● WHAT TO PRODUCE
Tally every line featuring "domu", then give that tally alone.

● EXTRACTED RECORDS
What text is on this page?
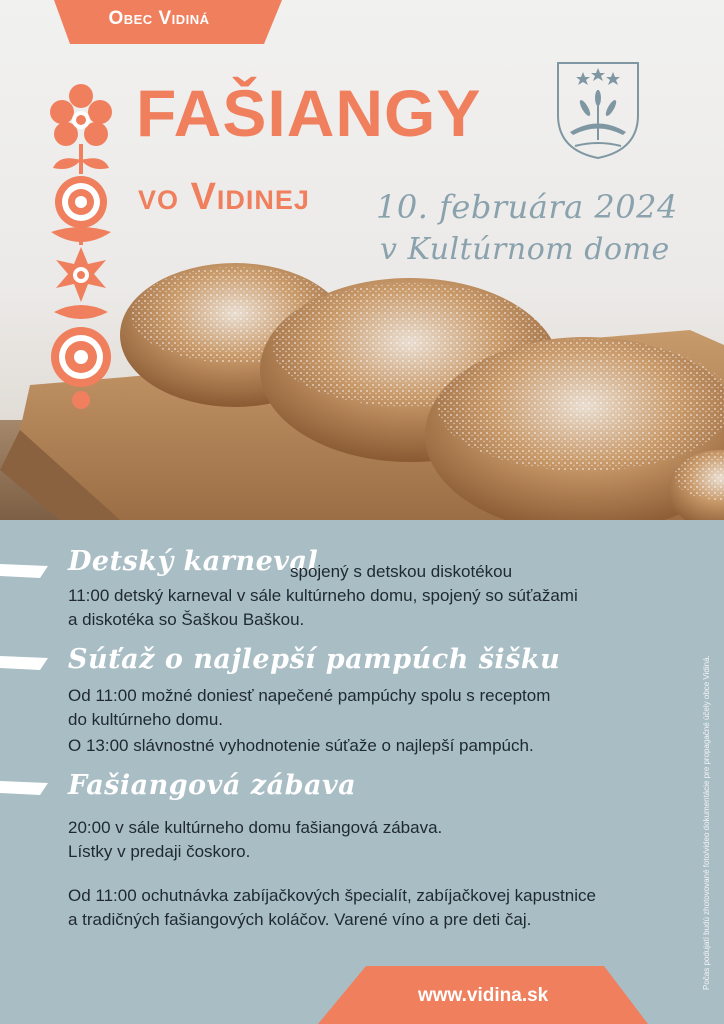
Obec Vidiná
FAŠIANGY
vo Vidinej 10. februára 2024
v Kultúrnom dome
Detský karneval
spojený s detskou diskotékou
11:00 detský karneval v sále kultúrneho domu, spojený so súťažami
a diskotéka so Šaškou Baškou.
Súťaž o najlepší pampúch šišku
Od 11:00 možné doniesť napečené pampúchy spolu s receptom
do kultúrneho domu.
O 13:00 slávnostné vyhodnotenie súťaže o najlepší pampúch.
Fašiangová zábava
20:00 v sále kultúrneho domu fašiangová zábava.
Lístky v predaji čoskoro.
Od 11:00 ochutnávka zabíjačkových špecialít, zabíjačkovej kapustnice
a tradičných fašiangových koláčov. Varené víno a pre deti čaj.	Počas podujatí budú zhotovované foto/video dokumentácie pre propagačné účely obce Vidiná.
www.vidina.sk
* * *
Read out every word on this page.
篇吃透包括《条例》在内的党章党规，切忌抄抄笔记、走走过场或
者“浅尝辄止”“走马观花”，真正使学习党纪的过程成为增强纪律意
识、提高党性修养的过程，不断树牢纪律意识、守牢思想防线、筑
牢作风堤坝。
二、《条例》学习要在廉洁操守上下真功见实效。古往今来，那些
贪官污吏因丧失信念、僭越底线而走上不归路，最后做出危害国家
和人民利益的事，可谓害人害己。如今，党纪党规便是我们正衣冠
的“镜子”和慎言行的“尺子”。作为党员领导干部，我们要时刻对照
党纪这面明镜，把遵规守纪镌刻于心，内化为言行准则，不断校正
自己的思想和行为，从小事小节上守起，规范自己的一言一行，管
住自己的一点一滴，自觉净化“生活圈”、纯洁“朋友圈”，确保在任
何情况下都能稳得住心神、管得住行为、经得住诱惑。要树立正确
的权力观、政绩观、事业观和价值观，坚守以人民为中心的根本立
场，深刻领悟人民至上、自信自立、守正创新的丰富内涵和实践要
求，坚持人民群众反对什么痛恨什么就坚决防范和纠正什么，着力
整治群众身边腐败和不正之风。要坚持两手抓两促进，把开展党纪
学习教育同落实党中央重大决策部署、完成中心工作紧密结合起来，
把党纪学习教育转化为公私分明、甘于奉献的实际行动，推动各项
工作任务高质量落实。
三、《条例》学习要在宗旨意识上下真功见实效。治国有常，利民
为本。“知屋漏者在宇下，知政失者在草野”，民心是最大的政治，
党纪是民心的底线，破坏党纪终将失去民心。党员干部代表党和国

● ANSWER TO THE EXERCISE
3